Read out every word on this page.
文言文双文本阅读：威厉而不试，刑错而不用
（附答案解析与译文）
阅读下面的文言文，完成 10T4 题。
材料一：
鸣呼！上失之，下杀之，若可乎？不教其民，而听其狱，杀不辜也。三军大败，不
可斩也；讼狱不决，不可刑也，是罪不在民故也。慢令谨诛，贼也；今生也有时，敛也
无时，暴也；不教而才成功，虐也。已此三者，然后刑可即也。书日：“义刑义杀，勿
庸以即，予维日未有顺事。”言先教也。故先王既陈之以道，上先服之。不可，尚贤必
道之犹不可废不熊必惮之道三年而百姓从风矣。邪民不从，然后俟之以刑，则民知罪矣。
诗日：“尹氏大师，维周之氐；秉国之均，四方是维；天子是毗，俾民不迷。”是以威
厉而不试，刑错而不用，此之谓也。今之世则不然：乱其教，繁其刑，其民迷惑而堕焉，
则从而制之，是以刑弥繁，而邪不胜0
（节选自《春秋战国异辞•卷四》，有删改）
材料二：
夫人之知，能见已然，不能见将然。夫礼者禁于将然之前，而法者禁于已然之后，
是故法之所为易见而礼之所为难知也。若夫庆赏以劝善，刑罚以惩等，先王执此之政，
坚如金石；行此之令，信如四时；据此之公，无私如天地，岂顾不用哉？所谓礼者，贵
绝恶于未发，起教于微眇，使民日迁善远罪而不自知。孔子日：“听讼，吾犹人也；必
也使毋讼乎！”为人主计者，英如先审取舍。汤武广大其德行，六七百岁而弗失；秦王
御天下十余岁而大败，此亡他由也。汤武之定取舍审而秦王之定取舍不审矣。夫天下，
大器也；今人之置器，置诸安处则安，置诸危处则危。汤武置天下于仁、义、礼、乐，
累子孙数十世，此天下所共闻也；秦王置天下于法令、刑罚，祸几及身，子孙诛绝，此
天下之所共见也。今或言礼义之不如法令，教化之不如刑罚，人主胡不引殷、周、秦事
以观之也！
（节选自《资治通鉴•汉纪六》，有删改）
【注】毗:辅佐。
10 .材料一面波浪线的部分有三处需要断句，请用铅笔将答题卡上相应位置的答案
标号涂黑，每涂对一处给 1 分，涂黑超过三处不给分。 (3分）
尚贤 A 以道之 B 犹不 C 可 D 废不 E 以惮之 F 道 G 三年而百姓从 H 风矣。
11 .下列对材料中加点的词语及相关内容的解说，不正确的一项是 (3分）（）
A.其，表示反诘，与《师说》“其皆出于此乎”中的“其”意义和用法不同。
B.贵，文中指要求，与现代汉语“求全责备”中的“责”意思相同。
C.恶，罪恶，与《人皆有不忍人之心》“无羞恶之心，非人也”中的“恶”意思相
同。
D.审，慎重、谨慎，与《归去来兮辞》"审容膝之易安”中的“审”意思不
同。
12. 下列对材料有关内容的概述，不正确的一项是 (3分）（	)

• WRITTEN EXERCISE: Reproduce the listing above verbatim, from first line to last.

• WRITTEN RESPONSE:
Read out every word on this page.
文言文双文本阅读：威厉而不试，刑错而不用
（附答案解析与译文）
阅读下面的文言文，完成 10T4 题。
材料一：
鸣呼！上失之，下杀之，若可乎？不教其民，而听其狱，杀不辜也。三军大败，不
可斩也；讼狱不决，不可刑也，是罪不在民故也。慢令谨诛，贼也；今生也有时，敛也
无时，暴也；不教而才成功，虐也。已此三者，然后刑可即也。书日：“义刑义杀，勿
庸以即，予维日未有顺事。”言先教也。故先王既陈之以道，上先服之。不可，尚贤必
道之犹不可废不熊必惮之道三年而百姓从风矣。邪民不从，然后俟之以刑，则民知罪矣。
诗日：“尹氏大师，维周之氐；秉国之均，四方是维；天子是毗，俾民不迷。”是以威
厉而不试，刑错而不用，此之谓也。今之世则不然：乱其教，繁其刑，其民迷惑而堕焉，
则从而制之，是以刑弥繁，而邪不胜0
（节选自《春秋战国异辞•卷四》，有删改）
材料二：
夫人之知，能见已然，不能见将然。夫礼者禁于将然之前，而法者禁于已然之后，
是故法之所为易见而礼之所为难知也。若夫庆赏以劝善，刑罚以惩等，先王执此之政，
坚如金石；行此之令，信如四时；据此之公，无私如天地，岂顾不用哉？所谓礼者，贵
绝恶于未发，起教于微眇，使民日迁善远罪而不自知。孔子日：“听讼，吾犹人也；必
也使毋讼乎！”为人主计者，英如先审取舍。汤武广大其德行，六七百岁而弗失；秦王
御天下十余岁而大败，此亡他由也。汤武之定取舍审而秦王之定取舍不审矣。夫天下，
大器也；今人之置器，置诸安处则安，置诸危处则危。汤武置天下于仁、义、礼、乐，
累子孙数十世，此天下所共闻也；秦王置天下于法令、刑罚，祸几及身，子孙诛绝，此
天下之所共见也。今或言礼义之不如法令，教化之不如刑罚，人主胡不引殷、周、秦事
以观之也！
（节选自《资治通鉴•汉纪六》，有删改）
【注】毗:辅佐。
10 .材料一面波浪线的部分有三处需要断句，请用铅笔将答题卡上相应位置的答案
标号涂黑，每涂对一处给 1 分，涂黑超过三处不给分。 (3分）
尚贤 A 以道之 B 犹不 C 可 D 废不 E 以惮之 F 道 G 三年而百姓从 H 风矣。
11 .下列对材料中加点的词语及相关内容的解说，不正确的一项是 (3分）（）
A.其，表示反诘，与《师说》“其皆出于此乎”中的“其”意义和用法不同。
B.贵，文中指要求，与现代汉语“求全责备”中的“责”意思相同。
C.恶，罪恶，与《人皆有不忍人之心》“无羞恶之心，非人也”中的“恶”意思相
同。
D.审，慎重、谨慎，与《归去来兮辞》"审容膝之易安”中的“审”意思不
同。
12. 下列对材料有关内容的概述，不正确的一项是 (3分）（	)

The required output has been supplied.